What follows is a listing; restate every line of it word for word.

++++++++

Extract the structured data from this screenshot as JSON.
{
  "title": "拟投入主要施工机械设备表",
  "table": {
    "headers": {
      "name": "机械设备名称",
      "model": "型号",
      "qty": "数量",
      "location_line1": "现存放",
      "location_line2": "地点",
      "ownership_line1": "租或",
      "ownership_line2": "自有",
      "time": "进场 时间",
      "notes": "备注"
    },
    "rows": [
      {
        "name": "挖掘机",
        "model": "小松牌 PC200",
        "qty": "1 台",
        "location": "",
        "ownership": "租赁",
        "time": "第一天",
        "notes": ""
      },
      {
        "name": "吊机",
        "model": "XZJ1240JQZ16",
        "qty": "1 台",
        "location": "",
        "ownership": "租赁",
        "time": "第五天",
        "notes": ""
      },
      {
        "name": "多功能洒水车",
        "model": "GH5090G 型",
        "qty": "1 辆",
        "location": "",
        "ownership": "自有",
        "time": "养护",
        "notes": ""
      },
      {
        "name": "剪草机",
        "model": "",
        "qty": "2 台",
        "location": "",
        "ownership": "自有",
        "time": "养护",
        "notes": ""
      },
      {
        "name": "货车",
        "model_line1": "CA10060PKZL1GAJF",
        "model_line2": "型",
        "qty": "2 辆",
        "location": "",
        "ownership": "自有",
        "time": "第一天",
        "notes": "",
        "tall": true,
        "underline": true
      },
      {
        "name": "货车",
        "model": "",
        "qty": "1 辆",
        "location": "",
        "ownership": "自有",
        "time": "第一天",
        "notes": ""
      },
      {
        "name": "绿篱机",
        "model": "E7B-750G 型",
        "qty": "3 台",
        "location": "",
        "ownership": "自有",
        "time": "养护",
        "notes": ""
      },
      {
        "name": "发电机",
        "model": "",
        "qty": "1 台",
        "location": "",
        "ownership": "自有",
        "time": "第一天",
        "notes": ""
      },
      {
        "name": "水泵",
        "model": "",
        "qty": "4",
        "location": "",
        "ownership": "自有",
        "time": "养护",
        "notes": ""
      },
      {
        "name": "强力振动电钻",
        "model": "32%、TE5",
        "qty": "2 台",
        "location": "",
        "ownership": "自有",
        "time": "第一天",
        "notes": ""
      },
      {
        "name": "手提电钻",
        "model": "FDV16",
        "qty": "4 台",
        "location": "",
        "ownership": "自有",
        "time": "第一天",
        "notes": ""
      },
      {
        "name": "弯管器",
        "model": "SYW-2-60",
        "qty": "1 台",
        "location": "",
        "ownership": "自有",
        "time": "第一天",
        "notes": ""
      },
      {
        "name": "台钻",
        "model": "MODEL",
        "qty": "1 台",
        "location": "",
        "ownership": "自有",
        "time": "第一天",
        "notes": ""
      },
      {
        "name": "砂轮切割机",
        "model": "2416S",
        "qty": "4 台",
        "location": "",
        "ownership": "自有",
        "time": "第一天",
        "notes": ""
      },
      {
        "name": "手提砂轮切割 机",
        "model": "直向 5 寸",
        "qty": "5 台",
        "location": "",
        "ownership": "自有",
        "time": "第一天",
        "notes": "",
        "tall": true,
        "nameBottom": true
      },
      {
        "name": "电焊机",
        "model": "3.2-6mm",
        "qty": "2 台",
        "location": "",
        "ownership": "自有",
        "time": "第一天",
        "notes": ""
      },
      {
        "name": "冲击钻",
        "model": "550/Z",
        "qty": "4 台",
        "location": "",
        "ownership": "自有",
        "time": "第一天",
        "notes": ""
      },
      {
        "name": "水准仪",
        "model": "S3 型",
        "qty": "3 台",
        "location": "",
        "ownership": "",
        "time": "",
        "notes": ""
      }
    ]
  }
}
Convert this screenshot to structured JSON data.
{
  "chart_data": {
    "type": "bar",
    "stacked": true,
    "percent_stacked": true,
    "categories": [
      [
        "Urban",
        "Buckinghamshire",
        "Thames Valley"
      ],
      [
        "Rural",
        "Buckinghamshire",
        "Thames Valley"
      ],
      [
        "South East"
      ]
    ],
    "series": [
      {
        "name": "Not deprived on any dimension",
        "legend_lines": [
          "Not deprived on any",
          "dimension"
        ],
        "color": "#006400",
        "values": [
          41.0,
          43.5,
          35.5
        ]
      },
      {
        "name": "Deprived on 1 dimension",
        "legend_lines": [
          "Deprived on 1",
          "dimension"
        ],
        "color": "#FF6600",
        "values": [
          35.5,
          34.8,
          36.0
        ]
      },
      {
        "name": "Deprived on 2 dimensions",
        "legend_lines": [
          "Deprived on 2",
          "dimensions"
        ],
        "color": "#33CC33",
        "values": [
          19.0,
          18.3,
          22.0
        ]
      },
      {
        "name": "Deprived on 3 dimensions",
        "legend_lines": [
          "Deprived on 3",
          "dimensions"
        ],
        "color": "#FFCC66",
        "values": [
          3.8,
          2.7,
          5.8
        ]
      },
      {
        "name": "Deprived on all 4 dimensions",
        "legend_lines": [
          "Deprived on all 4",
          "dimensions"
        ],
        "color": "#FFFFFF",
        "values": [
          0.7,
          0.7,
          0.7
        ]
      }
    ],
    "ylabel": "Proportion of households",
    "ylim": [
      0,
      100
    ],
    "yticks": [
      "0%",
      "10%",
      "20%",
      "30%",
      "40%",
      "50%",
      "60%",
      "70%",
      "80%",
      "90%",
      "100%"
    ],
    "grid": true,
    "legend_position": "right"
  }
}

++++++++

EXERCISE RESPONSE –
Extract the structured data from this screenshot as JSON.
{
  "title": "拟投入主要施工机械设备表",
  "table": {
    "headers": {
      "name": "机械设备名称",
      "model": "型号",
      "qty": "数量",
      "location_line1": "现存放",
      "location_line2": "地点",
      "ownership_line1": "租或",
      "ownership_line2": "自有",
      "time": "进场 时间",
      "notes": "备注"
    },
    "rows": [
      {
        "name": "挖掘机",
        "model": "小松牌 PC200",
        "qty": "1 台",
        "location": "",
        "ownership": "租赁",
        "time": "第一天",
        "notes": ""
      },
      {
        "name": "吊机",
        "model": "XZJ1240JQZ16",
        "qty": "1 台",
        "location": "",
        "ownership": "租赁",
        "time": "第五天",
        "notes": ""
      },
      {
        "name": "多功能洒水车",
        "model": "GH5090G 型",
        "qty": "1 辆",
        "location": "",
        "ownership": "自有",
        "time": "养护",
        "notes": ""
      },
      {
        "name": "剪草机",
        "model": "",
        "qty": "2 台",
        "location": "",
        "ownership": "自有",
        "time": "养护",
        "notes": ""
      },
      {
        "name": "货车",
        "model_line1": "CA10060PKZL1GAJF",
        "model_line2": "型",
        "qty": "2 辆",
        "location": "",
        "ownership": "自有",
        "time": "第一天",
        "notes": "",
        "tall": true,
        "underline": true
      },
      {
        "name": "货车",
        "model": "",
        "qty": "1 辆",
        "location": "",
        "ownership": "自有",
        "time": "第一天",
        "notes": ""
      },
      {
        "name": "绿篱机",
        "model": "E7B-750G 型",
        "qty": "3 台",
        "location": "",
        "ownership": "自有",
        "time": "养护",
        "notes": ""
      },
      {
        "name": "发电机",
        "model": "",
        "qty": "1 台",
        "location": "",
        "ownership": "自有",
        "time": "第一天",
        "notes": ""
      },
      {
        "name": "水泵",
        "model": "",
        "qty": "4",
        "location": "",
        "ownership": "自有",
        "time": "养护",
        "notes": ""
      },
      {
        "name": "强力振动电钻",
        "model": "32%、TE5",
        "qty": "2 台",
        "location": "",
        "ownership": "自有",
        "time": "第一天",
        "notes": ""
      },
      {
        "name": "手提电钻",
        "model": "FDV16",
        "qty": "4 台",
        "location": "",
        "ownership": "自有",
        "time": "第一天",
        "notes": ""
      },
      {
        "name": "弯管器",
        "model": "SYW-2-60",
        "qty": "1 台",
        "location": "",
        "ownership": "自有",
        "time": "第一天",
        "notes": ""
      },
      {
        "name": "台钻",
        "model": "MODEL",
        "qty": "1 台",
        "location": "",
        "ownership": "自有",
        "time": "第一天",
        "notes": ""
      },
      {
        "name": "砂轮切割机",
        "model": "2416S",
        "qty": "4 台",
        "location": "",
        "ownership": "自有",
        "time": "第一天",
        "notes": ""
      },
      {
        "name": "手提砂轮切割 机",
        "model": "直向 5 寸",
        "qty": "5 台",
        "location": "",
        "ownership": "自有",
        "time": "第一天",
        "notes": "",
        "tall": true,
        "nameBottom": true
      },
      {
        "name": "电焊机",
        "model": "3.2-6mm",
        "qty": "2 台",
        "location": "",
        "ownership": "自有",
        "time": "第一天",
        "notes": ""
      },
      {
        "name": "冲击钻",
        "model": "550/Z",
        "qty": "4 台",
        "location": "",
        "ownership": "自有",
        "time": "第一天",
        "notes": ""
      },
      {
        "name": "水准仪",
        "model": "S3 型",
        "qty": "3 台",
        "location": "",
        "ownership": "",
        "time": "",
        "notes": ""
      }
    ]
  }
}
Convert this screenshot to structured JSON data.
{
  "chart_data": {
    "type": "bar",
    "stacked": true,
    "percent_stacked": true,
    "categories": [
      [
        "Urban",
        "Buckinghamshire",
        "Thames Valley"
      ],
      [
        "Rural",
        "Buckinghamshire",
        "Thames Valley"
      ],
      [
        "South East"
      ]
    ],
    "series": [
      {
        "name": "Not deprived on any dimension",
        "legend_lines": [
          "Not deprived on any",
          "dimension"
        ],
        "color": "#006400",
        "values": [
          41.0,
          43.5,
          35.5
        ]
      },
      {
        "name": "Deprived on 1 dimension",
        "legend_lines": [
          "Deprived on 1",
          "dimension"
        ],
        "color": "#FF6600",
        "values": [
          35.5,
          34.8,
          36.0
        ]
      },
      {
        "name": "Deprived on 2 dimensions",
        "legend_lines": [
          "Deprived on 2",
          "dimensions"
        ],
        "color": "#33CC33",
        "values": [
          19.0,
          18.3,
          22.0
        ]
      },
      {
        "name": "Deprived on 3 dimensions",
        "legend_lines": [
          "Deprived on 3",
          "dimensions"
        ],
        "color": "#FFCC66",
        "values": [
          3.8,
          2.7,
          5.8
        ]
      },
      {
        "name": "Deprived on all 4 dimensions",
        "legend_lines": [
          "Deprived on all 4",
          "dimensions"
        ],
        "color": "#FFFFFF",
        "values": [
          0.7,
          0.7,
          0.7
        ]
      }
    ],
    "ylabel": "Proportion of households",
    "ylim": [
      0,
      100
    ],
    "yticks": [
      "0%",
      "10%",
      "20%",
      "30%",
      "40%",
      "50%",
      "60%",
      "70%",
      "80%",
      "90%",
      "100%"
    ],
    "grid": true,
    "legend_position": "right"
  }
}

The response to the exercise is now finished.